_Requirement_
Pull out every line in the data that has the string "January" in it.

── Dataset records ──

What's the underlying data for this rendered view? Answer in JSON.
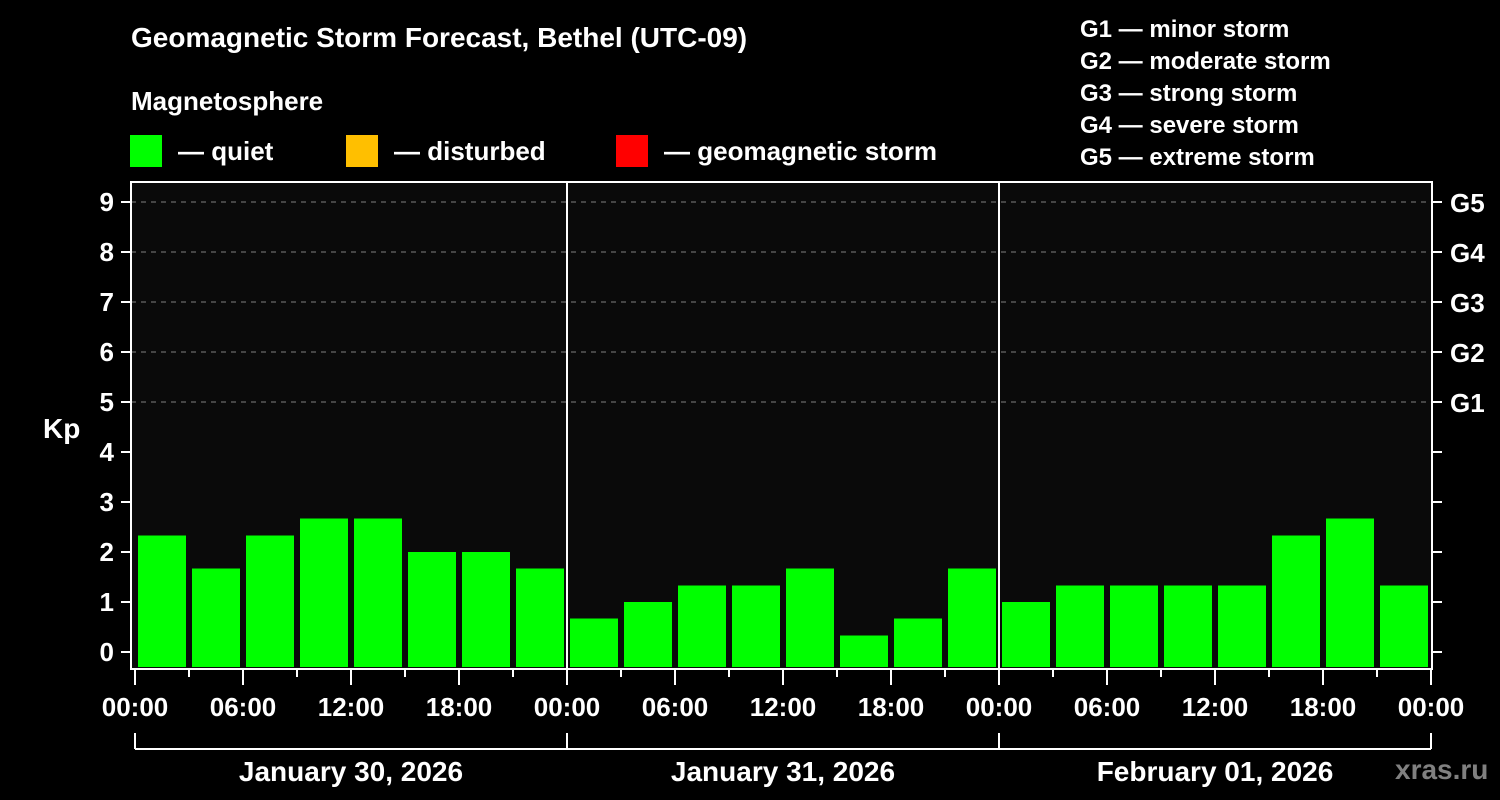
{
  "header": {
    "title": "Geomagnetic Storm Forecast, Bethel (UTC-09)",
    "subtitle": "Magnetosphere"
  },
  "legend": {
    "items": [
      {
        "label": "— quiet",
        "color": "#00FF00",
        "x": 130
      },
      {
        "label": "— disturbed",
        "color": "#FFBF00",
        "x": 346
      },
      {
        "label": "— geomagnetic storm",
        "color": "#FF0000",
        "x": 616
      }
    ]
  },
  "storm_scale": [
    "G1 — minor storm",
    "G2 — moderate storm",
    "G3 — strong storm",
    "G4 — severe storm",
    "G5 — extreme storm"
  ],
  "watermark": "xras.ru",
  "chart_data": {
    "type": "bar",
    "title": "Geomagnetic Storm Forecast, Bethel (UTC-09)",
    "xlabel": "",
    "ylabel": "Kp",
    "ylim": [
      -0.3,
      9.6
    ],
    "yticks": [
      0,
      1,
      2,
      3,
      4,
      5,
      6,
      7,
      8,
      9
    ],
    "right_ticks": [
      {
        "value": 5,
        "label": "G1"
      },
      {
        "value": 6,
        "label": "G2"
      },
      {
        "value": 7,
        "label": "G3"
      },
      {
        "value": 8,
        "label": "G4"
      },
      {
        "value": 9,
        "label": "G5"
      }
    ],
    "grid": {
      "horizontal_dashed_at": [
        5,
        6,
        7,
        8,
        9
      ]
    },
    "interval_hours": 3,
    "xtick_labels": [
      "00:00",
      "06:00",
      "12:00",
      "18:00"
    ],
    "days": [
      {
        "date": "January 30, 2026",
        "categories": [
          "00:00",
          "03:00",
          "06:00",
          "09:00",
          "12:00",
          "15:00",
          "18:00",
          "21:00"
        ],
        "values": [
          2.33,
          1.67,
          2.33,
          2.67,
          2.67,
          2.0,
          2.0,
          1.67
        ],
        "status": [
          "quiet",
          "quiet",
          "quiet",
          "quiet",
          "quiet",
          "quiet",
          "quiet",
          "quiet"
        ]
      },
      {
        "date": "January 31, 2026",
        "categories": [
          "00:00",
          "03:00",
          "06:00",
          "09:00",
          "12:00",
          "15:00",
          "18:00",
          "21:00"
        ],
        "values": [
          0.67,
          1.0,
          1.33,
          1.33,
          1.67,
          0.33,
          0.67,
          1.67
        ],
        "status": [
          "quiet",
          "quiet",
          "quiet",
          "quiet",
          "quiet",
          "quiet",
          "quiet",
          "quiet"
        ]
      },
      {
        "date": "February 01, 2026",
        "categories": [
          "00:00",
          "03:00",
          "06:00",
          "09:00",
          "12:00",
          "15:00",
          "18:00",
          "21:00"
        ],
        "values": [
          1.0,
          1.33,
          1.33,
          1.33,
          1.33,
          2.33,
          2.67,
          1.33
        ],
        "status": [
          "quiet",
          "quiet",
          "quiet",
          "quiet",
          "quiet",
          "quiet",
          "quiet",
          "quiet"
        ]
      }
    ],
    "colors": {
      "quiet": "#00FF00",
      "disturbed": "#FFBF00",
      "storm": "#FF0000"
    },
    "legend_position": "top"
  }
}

───

_Task result_
        "date": "January 30, 2026",
        "date": "January 31, 2026",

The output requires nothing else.